◆ **OBJECTIVE**
Only the number is wanted: count the lines that include the word "JSON".
* * *
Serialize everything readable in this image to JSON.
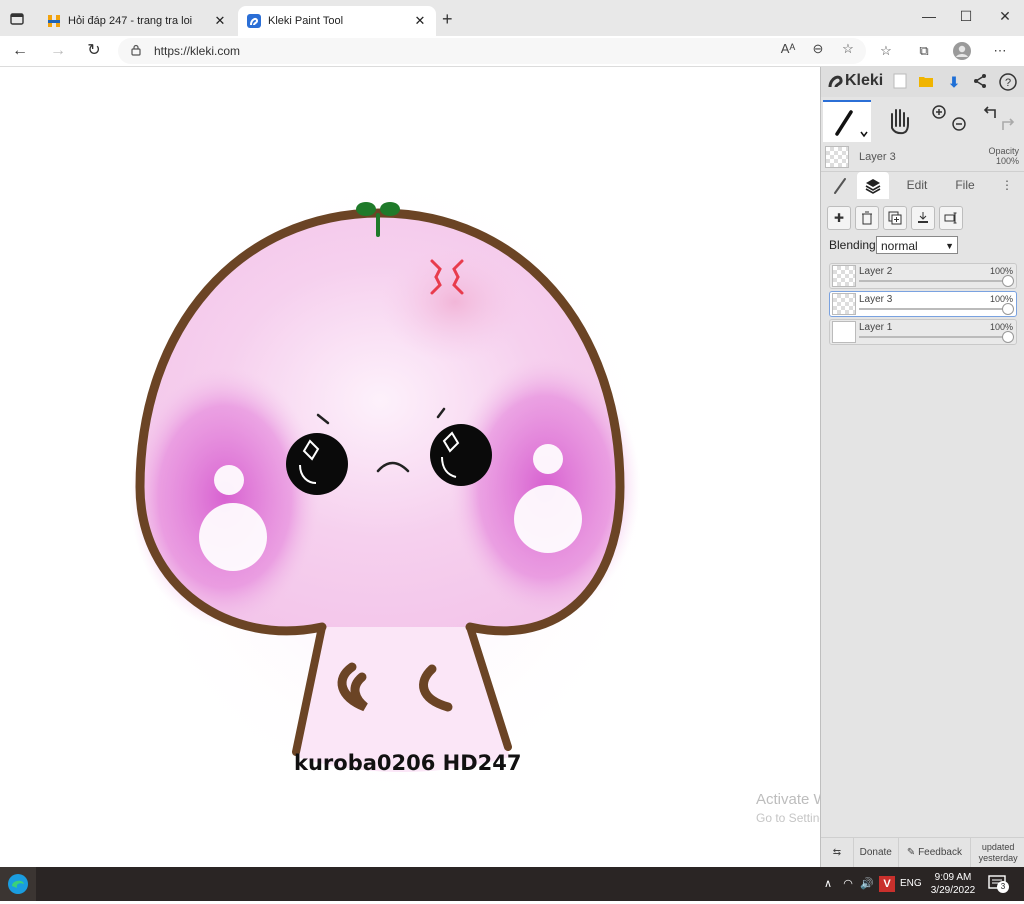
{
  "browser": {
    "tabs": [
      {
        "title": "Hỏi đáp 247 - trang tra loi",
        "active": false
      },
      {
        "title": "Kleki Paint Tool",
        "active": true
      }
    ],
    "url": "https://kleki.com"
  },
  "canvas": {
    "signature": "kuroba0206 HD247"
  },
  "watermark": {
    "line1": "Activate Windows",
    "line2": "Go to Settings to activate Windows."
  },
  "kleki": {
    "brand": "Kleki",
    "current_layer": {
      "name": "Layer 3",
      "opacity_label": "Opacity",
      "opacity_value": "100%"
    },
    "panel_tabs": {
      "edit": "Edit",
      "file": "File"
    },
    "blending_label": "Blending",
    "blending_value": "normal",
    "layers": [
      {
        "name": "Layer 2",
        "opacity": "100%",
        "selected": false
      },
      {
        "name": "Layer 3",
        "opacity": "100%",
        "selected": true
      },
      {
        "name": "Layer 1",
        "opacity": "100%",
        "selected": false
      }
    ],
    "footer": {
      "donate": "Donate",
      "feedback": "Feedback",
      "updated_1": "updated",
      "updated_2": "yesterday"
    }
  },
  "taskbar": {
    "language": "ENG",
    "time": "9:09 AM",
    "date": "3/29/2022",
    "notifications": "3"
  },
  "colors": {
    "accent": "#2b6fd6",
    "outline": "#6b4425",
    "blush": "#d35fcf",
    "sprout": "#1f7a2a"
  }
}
* * *
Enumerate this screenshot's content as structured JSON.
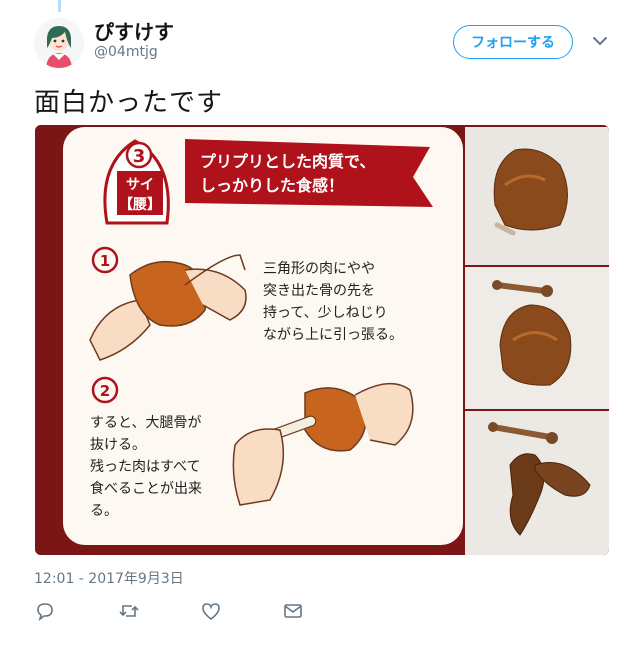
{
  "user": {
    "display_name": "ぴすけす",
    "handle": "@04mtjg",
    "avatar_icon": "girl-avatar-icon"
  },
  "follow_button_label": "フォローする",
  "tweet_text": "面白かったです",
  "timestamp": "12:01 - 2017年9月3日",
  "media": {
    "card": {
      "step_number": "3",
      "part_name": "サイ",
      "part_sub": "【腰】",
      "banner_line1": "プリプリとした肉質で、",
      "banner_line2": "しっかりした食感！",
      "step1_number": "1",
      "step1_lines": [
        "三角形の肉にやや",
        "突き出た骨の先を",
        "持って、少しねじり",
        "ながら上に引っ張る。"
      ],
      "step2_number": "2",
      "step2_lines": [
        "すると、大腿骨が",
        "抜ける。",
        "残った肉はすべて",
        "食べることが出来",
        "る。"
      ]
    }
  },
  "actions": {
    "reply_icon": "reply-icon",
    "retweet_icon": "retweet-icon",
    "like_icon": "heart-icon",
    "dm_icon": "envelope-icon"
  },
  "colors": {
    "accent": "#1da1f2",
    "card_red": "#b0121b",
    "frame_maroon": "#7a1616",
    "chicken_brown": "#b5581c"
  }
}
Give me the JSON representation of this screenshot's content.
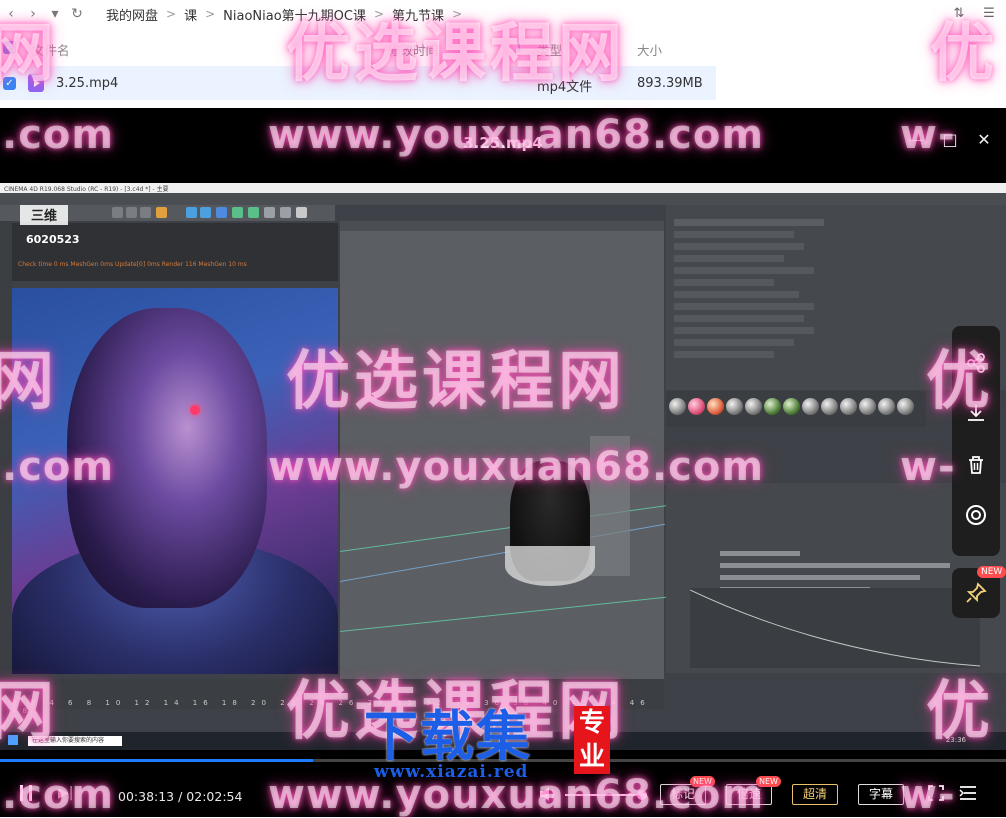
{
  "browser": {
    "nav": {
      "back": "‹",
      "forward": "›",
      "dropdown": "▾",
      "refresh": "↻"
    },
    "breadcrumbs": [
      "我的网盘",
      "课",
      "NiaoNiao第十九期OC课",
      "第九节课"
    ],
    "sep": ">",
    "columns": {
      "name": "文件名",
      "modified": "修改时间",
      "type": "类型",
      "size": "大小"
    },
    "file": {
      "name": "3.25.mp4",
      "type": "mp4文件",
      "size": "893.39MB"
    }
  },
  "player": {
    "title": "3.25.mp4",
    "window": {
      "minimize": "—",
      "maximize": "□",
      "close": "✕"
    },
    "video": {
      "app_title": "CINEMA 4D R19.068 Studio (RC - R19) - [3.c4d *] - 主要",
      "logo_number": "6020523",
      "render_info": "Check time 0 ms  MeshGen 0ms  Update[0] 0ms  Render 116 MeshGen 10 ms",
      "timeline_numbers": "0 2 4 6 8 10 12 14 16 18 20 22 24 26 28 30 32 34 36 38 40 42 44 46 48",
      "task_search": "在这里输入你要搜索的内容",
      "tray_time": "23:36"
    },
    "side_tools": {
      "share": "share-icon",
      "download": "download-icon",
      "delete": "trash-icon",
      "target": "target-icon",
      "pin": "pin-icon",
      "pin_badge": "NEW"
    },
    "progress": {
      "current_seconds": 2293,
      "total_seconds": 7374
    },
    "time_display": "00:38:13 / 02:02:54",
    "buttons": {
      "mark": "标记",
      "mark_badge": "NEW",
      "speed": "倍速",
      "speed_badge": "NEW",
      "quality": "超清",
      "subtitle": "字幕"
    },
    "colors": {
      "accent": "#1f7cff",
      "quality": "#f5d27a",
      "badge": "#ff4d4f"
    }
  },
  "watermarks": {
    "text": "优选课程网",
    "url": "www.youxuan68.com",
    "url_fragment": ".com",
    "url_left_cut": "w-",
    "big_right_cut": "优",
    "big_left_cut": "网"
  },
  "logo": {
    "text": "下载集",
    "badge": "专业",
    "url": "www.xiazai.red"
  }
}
* * *
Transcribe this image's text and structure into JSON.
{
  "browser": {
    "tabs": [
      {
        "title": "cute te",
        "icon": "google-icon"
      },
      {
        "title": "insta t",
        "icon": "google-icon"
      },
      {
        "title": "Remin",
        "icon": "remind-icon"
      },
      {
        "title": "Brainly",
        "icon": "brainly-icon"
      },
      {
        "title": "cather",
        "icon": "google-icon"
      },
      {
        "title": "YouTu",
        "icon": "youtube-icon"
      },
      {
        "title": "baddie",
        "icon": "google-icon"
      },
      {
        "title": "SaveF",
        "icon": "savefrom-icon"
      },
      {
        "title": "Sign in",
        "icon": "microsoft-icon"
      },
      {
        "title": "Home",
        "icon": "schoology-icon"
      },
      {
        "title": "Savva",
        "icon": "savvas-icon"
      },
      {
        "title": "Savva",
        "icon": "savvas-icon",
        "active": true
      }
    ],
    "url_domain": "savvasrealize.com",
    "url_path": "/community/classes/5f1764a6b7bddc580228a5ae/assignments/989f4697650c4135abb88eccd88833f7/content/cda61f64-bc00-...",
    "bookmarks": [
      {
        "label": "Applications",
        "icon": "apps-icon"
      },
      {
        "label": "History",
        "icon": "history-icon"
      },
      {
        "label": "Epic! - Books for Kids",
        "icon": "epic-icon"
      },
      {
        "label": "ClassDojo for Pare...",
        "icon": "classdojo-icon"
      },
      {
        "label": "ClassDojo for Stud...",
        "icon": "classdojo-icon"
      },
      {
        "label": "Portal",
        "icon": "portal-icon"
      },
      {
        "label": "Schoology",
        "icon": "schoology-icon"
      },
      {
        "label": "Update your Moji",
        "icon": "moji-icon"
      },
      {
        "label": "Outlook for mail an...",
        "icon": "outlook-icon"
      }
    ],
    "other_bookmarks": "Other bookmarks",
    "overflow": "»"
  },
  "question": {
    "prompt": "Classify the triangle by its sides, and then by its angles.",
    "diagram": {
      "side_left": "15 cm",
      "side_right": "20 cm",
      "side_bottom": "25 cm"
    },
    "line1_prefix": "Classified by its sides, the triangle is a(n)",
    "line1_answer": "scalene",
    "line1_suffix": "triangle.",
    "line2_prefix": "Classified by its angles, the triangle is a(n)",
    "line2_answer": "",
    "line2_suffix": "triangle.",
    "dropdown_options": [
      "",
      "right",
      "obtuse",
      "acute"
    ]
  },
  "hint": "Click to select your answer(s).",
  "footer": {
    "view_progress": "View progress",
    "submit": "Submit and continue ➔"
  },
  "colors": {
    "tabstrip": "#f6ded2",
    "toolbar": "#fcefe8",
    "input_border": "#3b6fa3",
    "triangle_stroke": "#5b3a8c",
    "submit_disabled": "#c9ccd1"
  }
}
* * *
◆ **COMPLETED TASK**
4